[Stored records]
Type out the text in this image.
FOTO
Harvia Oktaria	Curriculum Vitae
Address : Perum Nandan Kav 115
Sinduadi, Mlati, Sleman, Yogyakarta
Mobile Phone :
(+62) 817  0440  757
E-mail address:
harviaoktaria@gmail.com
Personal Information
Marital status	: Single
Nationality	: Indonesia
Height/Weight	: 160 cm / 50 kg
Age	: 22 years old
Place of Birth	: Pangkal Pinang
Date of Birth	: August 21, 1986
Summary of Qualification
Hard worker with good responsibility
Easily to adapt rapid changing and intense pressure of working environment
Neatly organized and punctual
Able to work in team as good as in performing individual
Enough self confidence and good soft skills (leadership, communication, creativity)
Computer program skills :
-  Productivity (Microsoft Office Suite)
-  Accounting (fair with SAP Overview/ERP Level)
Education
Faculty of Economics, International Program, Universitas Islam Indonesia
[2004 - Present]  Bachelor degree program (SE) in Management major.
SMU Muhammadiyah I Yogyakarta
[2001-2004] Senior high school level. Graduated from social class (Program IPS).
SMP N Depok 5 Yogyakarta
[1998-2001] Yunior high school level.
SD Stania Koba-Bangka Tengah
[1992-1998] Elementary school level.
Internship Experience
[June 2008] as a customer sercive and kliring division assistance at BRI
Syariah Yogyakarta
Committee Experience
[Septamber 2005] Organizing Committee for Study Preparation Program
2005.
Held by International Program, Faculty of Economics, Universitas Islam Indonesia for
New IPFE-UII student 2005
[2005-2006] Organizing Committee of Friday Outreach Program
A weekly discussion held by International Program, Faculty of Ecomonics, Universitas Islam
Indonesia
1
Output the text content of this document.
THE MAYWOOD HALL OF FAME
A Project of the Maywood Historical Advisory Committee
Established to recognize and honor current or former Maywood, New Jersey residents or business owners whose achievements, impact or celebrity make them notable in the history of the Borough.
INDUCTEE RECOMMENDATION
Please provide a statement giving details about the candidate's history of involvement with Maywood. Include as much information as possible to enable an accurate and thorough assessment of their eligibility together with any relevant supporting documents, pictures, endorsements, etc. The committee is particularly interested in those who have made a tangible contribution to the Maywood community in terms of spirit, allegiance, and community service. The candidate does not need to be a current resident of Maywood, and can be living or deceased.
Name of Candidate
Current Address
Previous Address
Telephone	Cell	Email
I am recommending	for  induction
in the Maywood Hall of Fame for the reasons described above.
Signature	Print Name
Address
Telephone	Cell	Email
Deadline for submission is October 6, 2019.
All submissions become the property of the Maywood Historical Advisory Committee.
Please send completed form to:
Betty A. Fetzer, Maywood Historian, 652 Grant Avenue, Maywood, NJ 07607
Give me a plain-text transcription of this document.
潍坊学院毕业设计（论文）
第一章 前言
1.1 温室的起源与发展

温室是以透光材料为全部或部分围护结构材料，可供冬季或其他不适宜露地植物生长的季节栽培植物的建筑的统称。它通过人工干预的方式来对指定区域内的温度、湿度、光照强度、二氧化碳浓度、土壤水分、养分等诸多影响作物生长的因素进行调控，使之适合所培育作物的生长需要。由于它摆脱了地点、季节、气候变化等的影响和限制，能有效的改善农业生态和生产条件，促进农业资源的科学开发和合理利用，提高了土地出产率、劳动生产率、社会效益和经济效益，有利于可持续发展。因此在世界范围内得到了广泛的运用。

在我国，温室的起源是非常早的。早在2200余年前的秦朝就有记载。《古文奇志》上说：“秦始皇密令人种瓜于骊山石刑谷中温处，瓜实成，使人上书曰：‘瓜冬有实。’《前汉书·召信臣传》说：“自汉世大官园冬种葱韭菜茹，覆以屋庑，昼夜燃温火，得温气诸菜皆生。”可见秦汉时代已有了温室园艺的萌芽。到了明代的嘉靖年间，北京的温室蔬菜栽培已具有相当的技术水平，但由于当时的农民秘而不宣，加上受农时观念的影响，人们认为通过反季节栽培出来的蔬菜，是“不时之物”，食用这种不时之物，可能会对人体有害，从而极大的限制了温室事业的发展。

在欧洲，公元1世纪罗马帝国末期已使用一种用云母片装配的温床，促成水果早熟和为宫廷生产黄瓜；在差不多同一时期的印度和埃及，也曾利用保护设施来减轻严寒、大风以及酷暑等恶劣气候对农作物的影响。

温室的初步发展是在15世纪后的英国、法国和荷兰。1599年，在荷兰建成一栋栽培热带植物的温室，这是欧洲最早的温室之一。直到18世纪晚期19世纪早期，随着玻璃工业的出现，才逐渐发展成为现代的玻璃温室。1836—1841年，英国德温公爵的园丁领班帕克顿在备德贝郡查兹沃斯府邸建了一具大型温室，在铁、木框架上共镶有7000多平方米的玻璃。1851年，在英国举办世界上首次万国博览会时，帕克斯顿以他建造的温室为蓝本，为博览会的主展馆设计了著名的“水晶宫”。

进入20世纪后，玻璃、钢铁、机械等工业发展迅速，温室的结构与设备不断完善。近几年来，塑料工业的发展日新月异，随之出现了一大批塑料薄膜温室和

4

THE PROBLEM:
All records above must be set down exactly, please.

COMPLETE ANSWER:
Type out the text in this image.
FOTO
Harvia Oktaria	Curriculum Vitae
Address : Perum Nandan Kav 115
Sinduadi, Mlati, Sleman, Yogyakarta
Mobile Phone :
(+62) 817  0440  757
E-mail address:
harviaoktaria@gmail.com
Personal Information
Marital status	: Single
Nationality	: Indonesia
Height/Weight	: 160 cm / 50 kg
Age	: 22 years old
Place of Birth	: Pangkal Pinang
Date of Birth	: August 21, 1986
Summary of Qualification
Hard worker with good responsibility
Easily to adapt rapid changing and intense pressure of working environment
Neatly organized and punctual
Able to work in team as good as in performing individual
Enough self confidence and good soft skills (leadership, communication, creativity)
Computer program skills :
-  Productivity (Microsoft Office Suite)
-  Accounting (fair with SAP Overview/ERP Level)
Education
Faculty of Economics, International Program, Universitas Islam Indonesia
[2004 - Present]  Bachelor degree program (SE) in Management major.
SMU Muhammadiyah I Yogyakarta
[2001-2004] Senior high school level. Graduated from social class (Program IPS).
SMP N Depok 5 Yogyakarta
[1998-2001] Yunior high school level.
SD Stania Koba-Bangka Tengah
[1992-1998] Elementary school level.
Internship Experience
[June 2008] as a customer sercive and kliring division assistance at BRI
Syariah Yogyakarta
Committee Experience
[Septamber 2005] Organizing Committee for Study Preparation Program
2005.
Held by International Program, Faculty of Economics, Universitas Islam Indonesia for
New IPFE-UII student 2005
[2005-2006] Organizing Committee of Friday Outreach Program
A weekly discussion held by International Program, Faculty of Ecomonics, Universitas Islam
Indonesia
1
Output the text content of this document.
THE MAYWOOD HALL OF FAME
A Project of the Maywood Historical Advisory Committee
Established to recognize and honor current or former Maywood, New Jersey residents or business owners whose achievements, impact or celebrity make them notable in the history of the Borough.
INDUCTEE RECOMMENDATION
Please provide a statement giving details about the candidate's history of involvement with Maywood. Include as much information as possible to enable an accurate and thorough assessment of their eligibility together with any relevant supporting documents, pictures, endorsements, etc. The committee is particularly interested in those who have made a tangible contribution to the Maywood community in terms of spirit, allegiance, and community service. The candidate does not need to be a current resident of Maywood, and can be living or deceased.
Name of Candidate
Current Address
Previous Address
Telephone	Cell	Email
I am recommending	for  induction
in the Maywood Hall of Fame for the reasons described above.
Signature	Print Name
Address
Telephone	Cell	Email
Deadline for submission is October 6, 2019.
All submissions become the property of the Maywood Historical Advisory Committee.
Please send completed form to:
Betty A. Fetzer, Maywood Historian, 652 Grant Avenue, Maywood, NJ 07607
Give me a plain-text transcription of this document.
潍坊学院毕业设计（论文）
第一章 前言
1.1 温室的起源与发展

温室是以透光材料为全部或部分围护结构材料，可供冬季或其他不适宜露地植物生长的季节栽培植物的建筑的统称。它通过人工干预的方式来对指定区域内的温度、湿度、光照强度、二氧化碳浓度、土壤水分、养分等诸多影响作物生长的因素进行调控，使之适合所培育作物的生长需要。由于它摆脱了地点、季节、气候变化等的影响和限制，能有效的改善农业生态和生产条件，促进农业资源的科学开发和合理利用，提高了土地出产率、劳动生产率、社会效益和经济效益，有利于可持续发展。因此在世界范围内得到了广泛的运用。

在我国，温室的起源是非常早的。早在2200余年前的秦朝就有记载。《古文奇志》上说：“秦始皇密令人种瓜于骊山石刑谷中温处，瓜实成，使人上书曰：‘瓜冬有实。’《前汉书·召信臣传》说：“自汉世大官园冬种葱韭菜茹，覆以屋庑，昼夜燃温火，得温气诸菜皆生。”可见秦汉时代已有了温室园艺的萌芽。到了明代的嘉靖年间，北京的温室蔬菜栽培已具有相当的技术水平，但由于当时的农民秘而不宣，加上受农时观念的影响，人们认为通过反季节栽培出来的蔬菜，是“不时之物”，食用这种不时之物，可能会对人体有害，从而极大的限制了温室事业的发展。

在欧洲，公元1世纪罗马帝国末期已使用一种用云母片装配的温床，促成水果早熟和为宫廷生产黄瓜；在差不多同一时期的印度和埃及，也曾利用保护设施来减轻严寒、大风以及酷暑等恶劣气候对农作物的影响。

温室的初步发展是在15世纪后的英国、法国和荷兰。1599年，在荷兰建成一栋栽培热带植物的温室，这是欧洲最早的温室之一。直到18世纪晚期19世纪早期，随着玻璃工业的出现，才逐渐发展成为现代的玻璃温室。1836—1841年，英国德温公爵的园丁领班帕克顿在备德贝郡查兹沃斯府邸建了一具大型温室，在铁、木框架上共镶有7000多平方米的玻璃。1851年，在英国举办世界上首次万国博览会时，帕克斯顿以他建造的温室为蓝本，为博览会的主展馆设计了著名的“水晶宫”。

进入20世纪后，玻璃、钢铁、机械等工业发展迅速，温室的结构与设备不断完善。近几年来，塑料工业的发展日新月异，随之出现了一大批塑料薄膜温室和

4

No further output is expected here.